Start Dataset rows

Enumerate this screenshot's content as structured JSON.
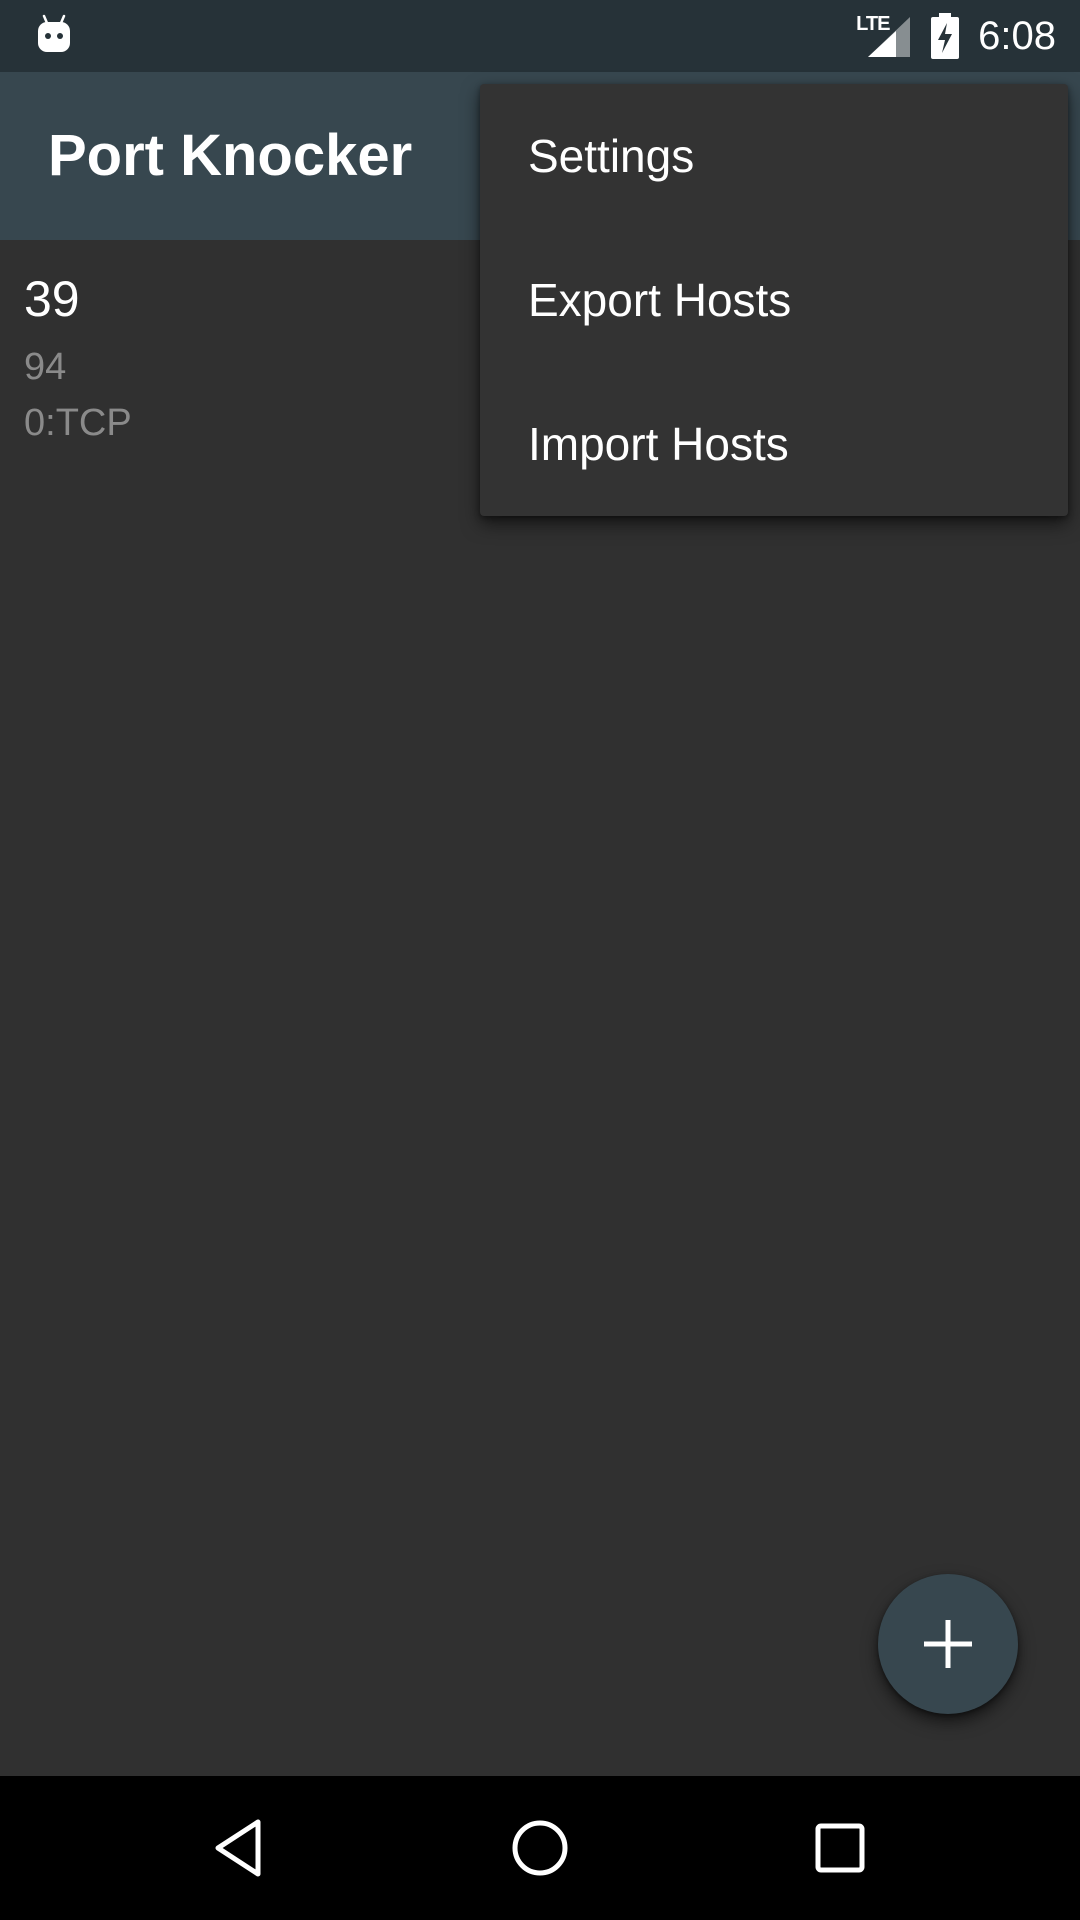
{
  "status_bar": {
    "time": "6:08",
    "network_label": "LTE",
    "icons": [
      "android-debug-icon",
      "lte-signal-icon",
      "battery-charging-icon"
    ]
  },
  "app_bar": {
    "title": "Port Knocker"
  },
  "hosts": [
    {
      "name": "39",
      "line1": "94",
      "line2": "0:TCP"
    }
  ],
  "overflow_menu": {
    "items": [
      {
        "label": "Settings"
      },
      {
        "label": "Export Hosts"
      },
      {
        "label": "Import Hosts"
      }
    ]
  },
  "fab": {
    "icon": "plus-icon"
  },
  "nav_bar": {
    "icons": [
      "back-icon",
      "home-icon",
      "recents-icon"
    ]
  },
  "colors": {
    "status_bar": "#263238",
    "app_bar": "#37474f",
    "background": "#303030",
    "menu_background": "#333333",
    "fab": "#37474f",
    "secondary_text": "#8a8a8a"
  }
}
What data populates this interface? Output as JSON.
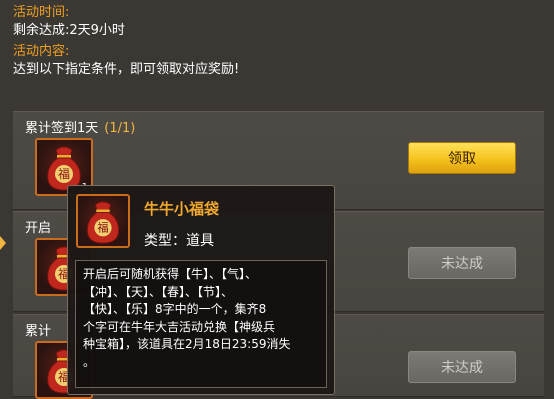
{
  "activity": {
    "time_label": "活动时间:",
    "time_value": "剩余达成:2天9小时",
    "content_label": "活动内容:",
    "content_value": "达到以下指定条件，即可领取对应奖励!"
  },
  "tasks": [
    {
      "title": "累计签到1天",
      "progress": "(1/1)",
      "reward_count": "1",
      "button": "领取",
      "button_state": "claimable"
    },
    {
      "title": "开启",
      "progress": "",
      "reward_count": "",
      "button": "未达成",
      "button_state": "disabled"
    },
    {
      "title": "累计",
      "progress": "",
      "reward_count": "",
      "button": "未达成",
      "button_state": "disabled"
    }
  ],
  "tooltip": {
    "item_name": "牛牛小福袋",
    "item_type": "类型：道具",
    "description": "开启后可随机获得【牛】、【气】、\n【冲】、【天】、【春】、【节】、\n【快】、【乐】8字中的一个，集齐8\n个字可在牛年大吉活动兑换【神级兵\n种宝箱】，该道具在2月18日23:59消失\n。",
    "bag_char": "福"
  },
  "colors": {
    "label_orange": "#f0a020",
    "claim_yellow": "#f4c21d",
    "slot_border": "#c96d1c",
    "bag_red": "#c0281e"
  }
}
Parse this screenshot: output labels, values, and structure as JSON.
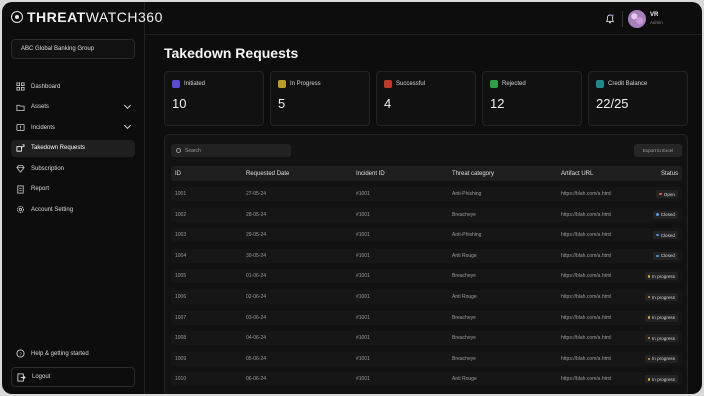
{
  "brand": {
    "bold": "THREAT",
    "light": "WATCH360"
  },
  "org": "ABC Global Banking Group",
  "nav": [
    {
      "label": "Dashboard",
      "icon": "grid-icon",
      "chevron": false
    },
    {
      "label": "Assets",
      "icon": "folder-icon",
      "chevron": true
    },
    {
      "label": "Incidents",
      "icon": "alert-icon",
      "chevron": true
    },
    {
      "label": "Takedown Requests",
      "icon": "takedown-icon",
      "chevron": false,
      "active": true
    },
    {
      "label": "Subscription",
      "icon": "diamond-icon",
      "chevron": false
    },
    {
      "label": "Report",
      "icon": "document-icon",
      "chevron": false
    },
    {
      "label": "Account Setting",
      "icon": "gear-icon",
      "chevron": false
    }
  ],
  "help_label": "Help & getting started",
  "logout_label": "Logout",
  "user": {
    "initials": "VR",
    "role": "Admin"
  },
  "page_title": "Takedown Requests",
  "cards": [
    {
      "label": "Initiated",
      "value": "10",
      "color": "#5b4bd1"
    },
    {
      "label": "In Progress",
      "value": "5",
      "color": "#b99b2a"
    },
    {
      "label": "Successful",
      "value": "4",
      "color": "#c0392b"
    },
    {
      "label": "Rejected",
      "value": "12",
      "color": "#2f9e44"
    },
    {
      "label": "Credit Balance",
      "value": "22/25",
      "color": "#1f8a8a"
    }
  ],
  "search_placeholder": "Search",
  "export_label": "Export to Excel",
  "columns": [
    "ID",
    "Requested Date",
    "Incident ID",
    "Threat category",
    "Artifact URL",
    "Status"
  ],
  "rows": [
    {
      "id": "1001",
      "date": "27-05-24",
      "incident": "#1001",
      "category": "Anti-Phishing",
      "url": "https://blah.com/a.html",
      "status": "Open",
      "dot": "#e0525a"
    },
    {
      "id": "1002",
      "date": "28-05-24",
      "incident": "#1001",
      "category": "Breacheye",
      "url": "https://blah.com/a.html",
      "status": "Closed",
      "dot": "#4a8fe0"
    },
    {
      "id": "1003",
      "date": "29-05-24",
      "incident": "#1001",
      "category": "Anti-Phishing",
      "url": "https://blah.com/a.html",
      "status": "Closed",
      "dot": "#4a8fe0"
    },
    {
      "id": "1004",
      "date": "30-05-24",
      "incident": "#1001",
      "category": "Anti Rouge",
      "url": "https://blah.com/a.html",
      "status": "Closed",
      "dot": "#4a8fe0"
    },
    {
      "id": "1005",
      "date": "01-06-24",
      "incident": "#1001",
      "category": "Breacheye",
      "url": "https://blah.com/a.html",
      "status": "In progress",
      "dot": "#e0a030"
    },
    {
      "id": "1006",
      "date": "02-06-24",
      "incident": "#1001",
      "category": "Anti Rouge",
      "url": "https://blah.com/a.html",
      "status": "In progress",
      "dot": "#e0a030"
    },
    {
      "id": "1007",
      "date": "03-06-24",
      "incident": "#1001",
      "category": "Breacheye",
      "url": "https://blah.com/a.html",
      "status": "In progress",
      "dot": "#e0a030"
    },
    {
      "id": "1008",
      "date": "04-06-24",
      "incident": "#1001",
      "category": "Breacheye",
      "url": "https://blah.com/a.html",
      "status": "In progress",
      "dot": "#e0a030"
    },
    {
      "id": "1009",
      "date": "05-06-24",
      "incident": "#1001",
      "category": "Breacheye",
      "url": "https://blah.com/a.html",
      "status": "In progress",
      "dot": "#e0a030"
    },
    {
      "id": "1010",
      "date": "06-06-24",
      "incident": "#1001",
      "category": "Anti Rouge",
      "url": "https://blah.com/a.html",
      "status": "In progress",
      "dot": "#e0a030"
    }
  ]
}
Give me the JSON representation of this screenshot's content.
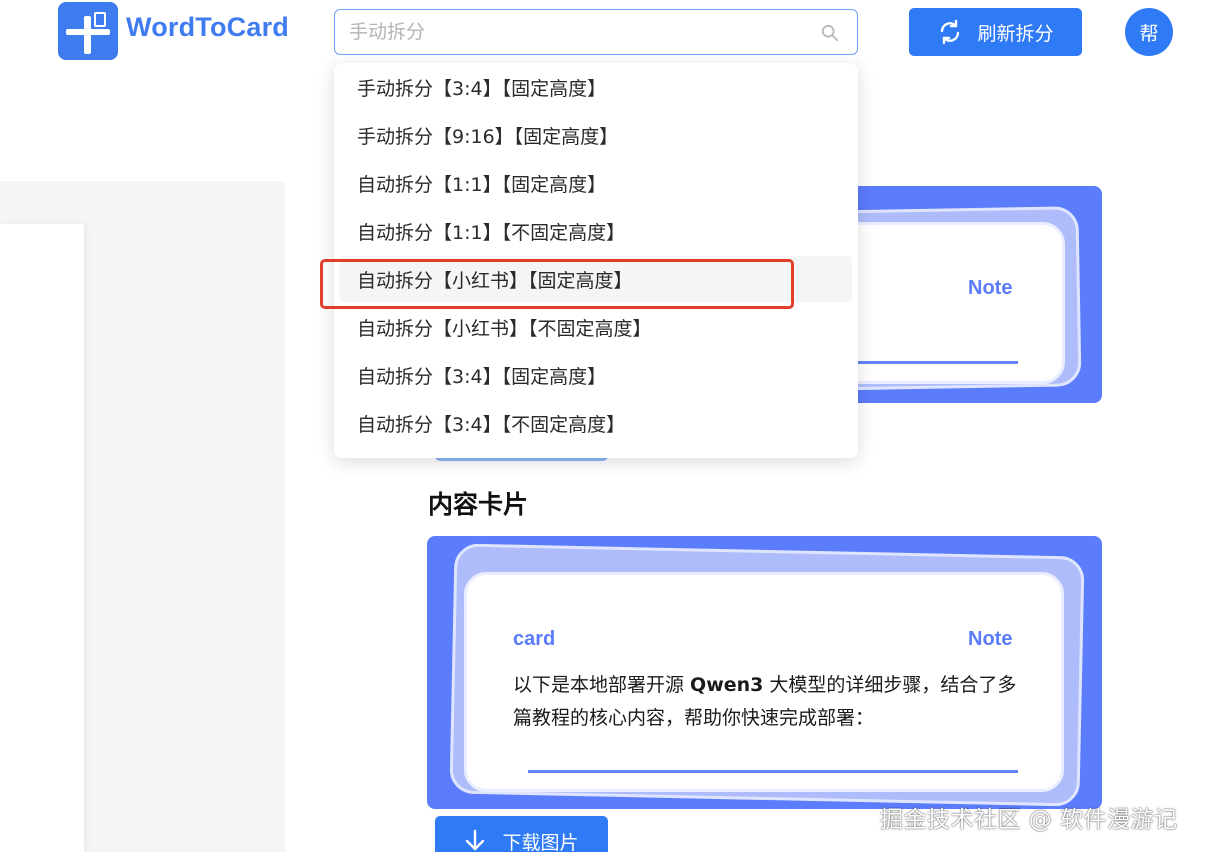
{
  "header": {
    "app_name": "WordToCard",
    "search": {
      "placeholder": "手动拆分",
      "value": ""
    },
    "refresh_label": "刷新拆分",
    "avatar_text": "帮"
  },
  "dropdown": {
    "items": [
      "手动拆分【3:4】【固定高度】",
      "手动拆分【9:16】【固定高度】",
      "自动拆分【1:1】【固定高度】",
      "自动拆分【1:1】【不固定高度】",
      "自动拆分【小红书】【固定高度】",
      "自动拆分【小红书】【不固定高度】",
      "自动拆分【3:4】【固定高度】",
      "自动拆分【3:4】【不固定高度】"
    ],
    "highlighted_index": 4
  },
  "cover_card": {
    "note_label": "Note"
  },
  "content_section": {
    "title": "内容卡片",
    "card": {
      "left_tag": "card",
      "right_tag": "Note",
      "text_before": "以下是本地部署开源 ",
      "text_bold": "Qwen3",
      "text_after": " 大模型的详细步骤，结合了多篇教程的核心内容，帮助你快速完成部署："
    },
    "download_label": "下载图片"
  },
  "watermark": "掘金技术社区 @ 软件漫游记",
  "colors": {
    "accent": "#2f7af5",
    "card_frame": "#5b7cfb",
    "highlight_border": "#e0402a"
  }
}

End Dataset rows

Transcribe the full listing character for character. Pictures are excluded.

Enumerate this screenshot's content as structured JSON.
{
  "status_bar": {
    "time": "6:08",
    "network_label": "LTE",
    "icons": [
      "android-debug-icon",
      "lte-signal-icon",
      "battery-charging-icon"
    ]
  },
  "app_bar": {
    "title": "Port Knocker"
  },
  "hosts": [
    {
      "name": "39",
      "line1": "94",
      "line2": "0:TCP"
    }
  ],
  "overflow_menu": {
    "items": [
      {
        "label": "Settings"
      },
      {
        "label": "Export Hosts"
      },
      {
        "label": "Import Hosts"
      }
    ]
  },
  "fab": {
    "icon": "plus-icon"
  },
  "nav_bar": {
    "icons": [
      "back-icon",
      "home-icon",
      "recents-icon"
    ]
  },
  "colors": {
    "status_bar": "#263238",
    "app_bar": "#37474f",
    "background": "#303030",
    "menu_background": "#333333",
    "fab": "#37474f",
    "secondary_text": "#8a8a8a"
  }
}
What data populates this interface? Output as JSON.
{
  "activity": {
    "time_label": "活动时间:",
    "time_value": "剩余达成:2天9小时",
    "content_label": "活动内容:",
    "content_value": "达到以下指定条件，即可领取对应奖励!"
  },
  "tasks": [
    {
      "title": "累计签到1天",
      "progress": "(1/1)",
      "reward_count": "1",
      "button": "领取",
      "button_state": "claimable"
    },
    {
      "title": "开启",
      "progress": "",
      "reward_count": "",
      "button": "未达成",
      "button_state": "disabled"
    },
    {
      "title": "累计",
      "progress": "",
      "reward_count": "",
      "button": "未达成",
      "button_state": "disabled"
    }
  ],
  "tooltip": {
    "item_name": "牛牛小福袋",
    "item_type": "类型：道具",
    "description": "开启后可随机获得【牛】、【气】、\n【冲】、【天】、【春】、【节】、\n【快】、【乐】8字中的一个，集齐8\n个字可在牛年大吉活动兑换【神级兵\n种宝箱】，该道具在2月18日23:59消失\n。",
    "bag_char": "福"
  },
  "colors": {
    "label_orange": "#f0a020",
    "claim_yellow": "#f4c21d",
    "slot_border": "#c96d1c",
    "bag_red": "#c0281e"
  }
}
Parse this screenshot: output labels, values, and structure as JSON.
{
  "brand": {
    "bold": "THREAT",
    "light": "WATCH360"
  },
  "org": "ABC Global Banking Group",
  "nav": [
    {
      "label": "Dashboard",
      "icon": "grid-icon",
      "chevron": false
    },
    {
      "label": "Assets",
      "icon": "folder-icon",
      "chevron": true
    },
    {
      "label": "Incidents",
      "icon": "alert-icon",
      "chevron": true
    },
    {
      "label": "Takedown Requests",
      "icon": "takedown-icon",
      "chevron": false,
      "active": true
    },
    {
      "label": "Subscription",
      "icon": "diamond-icon",
      "chevron": false
    },
    {
      "label": "Report",
      "icon": "document-icon",
      "chevron": false
    },
    {
      "label": "Account Setting",
      "icon": "gear-icon",
      "chevron": false
    }
  ],
  "help_label": "Help & getting started",
  "logout_label": "Logout",
  "user": {
    "initials": "VR",
    "role": "Admin"
  },
  "page_title": "Takedown Requests",
  "cards": [
    {
      "label": "Initiated",
      "value": "10",
      "color": "#5b4bd1"
    },
    {
      "label": "In Progress",
      "value": "5",
      "color": "#b99b2a"
    },
    {
      "label": "Successful",
      "value": "4",
      "color": "#c0392b"
    },
    {
      "label": "Rejected",
      "value": "12",
      "color": "#2f9e44"
    },
    {
      "label": "Credit Balance",
      "value": "22/25",
      "color": "#1f8a8a"
    }
  ],
  "search_placeholder": "Search",
  "export_label": "Export to Excel",
  "columns": [
    "ID",
    "Requested Date",
    "Incident ID",
    "Threat category",
    "Artifact URL",
    "Status"
  ],
  "rows": [
    {
      "id": "1001",
      "date": "27-05-24",
      "incident": "#1001",
      "category": "Anti-Phishing",
      "url": "https://blah.com/a.html",
      "status": "Open",
      "dot": "#e0525a"
    },
    {
      "id": "1002",
      "date": "28-05-24",
      "incident": "#1001",
      "category": "Breacheye",
      "url": "https://blah.com/a.html",
      "status": "Closed",
      "dot": "#4a8fe0"
    },
    {
      "id": "1003",
      "date": "29-05-24",
      "incident": "#1001",
      "category": "Anti-Phishing",
      "url": "https://blah.com/a.html",
      "status": "Closed",
      "dot": "#4a8fe0"
    },
    {
      "id": "1004",
      "date": "30-05-24",
      "incident": "#1001",
      "category": "Anti Rouge",
      "url": "https://blah.com/a.html",
      "status": "Closed",
      "dot": "#4a8fe0"
    },
    {
      "id": "1005",
      "date": "01-06-24",
      "incident": "#1001",
      "category": "Breacheye",
      "url": "https://blah.com/a.html",
      "status": "In progress",
      "dot": "#e0a030"
    },
    {
      "id": "1006",
      "date": "02-06-24",
      "incident": "#1001",
      "category": "Anti Rouge",
      "url": "https://blah.com/a.html",
      "status": "In progress",
      "dot": "#e0a030"
    },
    {
      "id": "1007",
      "date": "03-06-24",
      "incident": "#1001",
      "category": "Breacheye",
      "url": "https://blah.com/a.html",
      "status": "In progress",
      "dot": "#e0a030"
    },
    {
      "id": "1008",
      "date": "04-06-24",
      "incident": "#1001",
      "category": "Breacheye",
      "url": "https://blah.com/a.html",
      "status": "In progress",
      "dot": "#e0a030"
    },
    {
      "id": "1009",
      "date": "05-06-24",
      "incident": "#1001",
      "category": "Breacheye",
      "url": "https://blah.com/a.html",
      "status": "In progress",
      "dot": "#e0a030"
    },
    {
      "id": "1010",
      "date": "06-06-24",
      "incident": "#1001",
      "category": "Anti Rouge",
      "url": "https://blah.com/a.html",
      "status": "In progress",
      "dot": "#e0a030"
    }
  ]
}
Give me the JSON representation of this screenshot's content.
{
  "header": {
    "app_name": "WordToCard",
    "search": {
      "placeholder": "手动拆分",
      "value": ""
    },
    "refresh_label": "刷新拆分",
    "avatar_text": "帮"
  },
  "dropdown": {
    "items": [
      "手动拆分【3:4】【固定高度】",
      "手动拆分【9:16】【固定高度】",
      "自动拆分【1:1】【固定高度】",
      "自动拆分【1:1】【不固定高度】",
      "自动拆分【小红书】【固定高度】",
      "自动拆分【小红书】【不固定高度】",
      "自动拆分【3:4】【固定高度】",
      "自动拆分【3:4】【不固定高度】"
    ],
    "highlighted_index": 4
  },
  "cover_card": {
    "note_label": "Note"
  },
  "content_section": {
    "title": "内容卡片",
    "card": {
      "left_tag": "card",
      "right_tag": "Note",
      "text_before": "以下是本地部署开源 ",
      "text_bold": "Qwen3",
      "text_after": " 大模型的详细步骤，结合了多篇教程的核心内容，帮助你快速完成部署："
    },
    "download_label": "下载图片"
  },
  "watermark": "掘金技术社区 @ 软件漫游记",
  "colors": {
    "accent": "#2f7af5",
    "card_frame": "#5b7cfb",
    "highlight_border": "#e0402a"
  }
}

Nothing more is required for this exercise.